Repeat each line exactly as it is written.
-- Start ENTRIES SHOWN --
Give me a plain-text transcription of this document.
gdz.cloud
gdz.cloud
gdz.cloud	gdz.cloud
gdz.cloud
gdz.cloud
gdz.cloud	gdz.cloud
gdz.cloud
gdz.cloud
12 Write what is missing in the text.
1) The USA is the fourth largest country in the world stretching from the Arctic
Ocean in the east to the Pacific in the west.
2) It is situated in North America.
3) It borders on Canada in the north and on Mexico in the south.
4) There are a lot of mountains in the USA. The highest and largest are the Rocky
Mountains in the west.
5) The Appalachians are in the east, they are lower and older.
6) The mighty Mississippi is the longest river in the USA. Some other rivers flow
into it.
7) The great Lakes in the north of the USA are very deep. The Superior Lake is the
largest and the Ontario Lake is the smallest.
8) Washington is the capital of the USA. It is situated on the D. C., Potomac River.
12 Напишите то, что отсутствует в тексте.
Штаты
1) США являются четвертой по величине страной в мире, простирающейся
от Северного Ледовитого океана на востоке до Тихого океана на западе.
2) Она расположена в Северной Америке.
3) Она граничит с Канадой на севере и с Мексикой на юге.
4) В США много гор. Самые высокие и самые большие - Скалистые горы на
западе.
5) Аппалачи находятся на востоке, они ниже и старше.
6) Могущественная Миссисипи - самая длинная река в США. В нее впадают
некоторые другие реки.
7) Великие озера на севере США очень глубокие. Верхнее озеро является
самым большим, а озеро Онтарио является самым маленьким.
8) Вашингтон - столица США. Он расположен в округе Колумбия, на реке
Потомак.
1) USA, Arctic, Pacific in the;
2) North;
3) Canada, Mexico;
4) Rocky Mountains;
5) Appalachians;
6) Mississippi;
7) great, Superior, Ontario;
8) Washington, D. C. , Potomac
-- End ENTRIES SHOWN --
#### THE COMPLETED TASK
Give me a plain-text transcription of this document.
gdz.cloud
gdz.cloud
gdz.cloud	gdz.cloud
gdz.cloud
gdz.cloud
gdz.cloud	gdz.cloud
gdz.cloud
gdz.cloud
12 Write what is missing in the text.
1) The USA is the fourth largest country in the world stretching from the Arctic
Ocean in the east to the Pacific in the west.
2) It is situated in North America.
3) It borders on Canada in the north and on Mexico in the south.
4) There are a lot of mountains in the USA. The highest and largest are the Rocky
Mountains in the west.
5) The Appalachians are in the east, they are lower and older.
6) The mighty Mississippi is the longest river in the USA. Some other rivers flow
into it.
7) The great Lakes in the north of the USA are very deep. The Superior Lake is the
largest and the Ontario Lake is the smallest.
8) Washington is the capital of the USA. It is situated on the D. C., Potomac River.
12 Напишите то, что отсутствует в тексте.
Штаты
1) США являются четвертой по величине страной в мире, простирающейся
от Северного Ледовитого океана на востоке до Тихого океана на западе.
2) Она расположена в Северной Америке.
3) Она граничит с Канадой на севере и с Мексикой на юге.
4) В США много гор. Самые высокие и самые большие - Скалистые горы на
западе.
5) Аппалачи находятся на востоке, они ниже и старше.
6) Могущественная Миссисипи - самая длинная река в США. В нее впадают
некоторые другие реки.
7) Великие озера на севере США очень глубокие. Верхнее озеро является
самым большим, а озеро Онтарио является самым маленьким.
8) Вашингтон - столица США. Он расположен в округе Колумбия, на реке
Потомак.
1) USA, Arctic, Pacific in the;
2) North;
3) Canada, Mexico;
4) Rocky Mountains;
5) Appalachians;
6) Mississippi;
7) great, Superior, Ontario;
8) Washington, D. C. , Potomac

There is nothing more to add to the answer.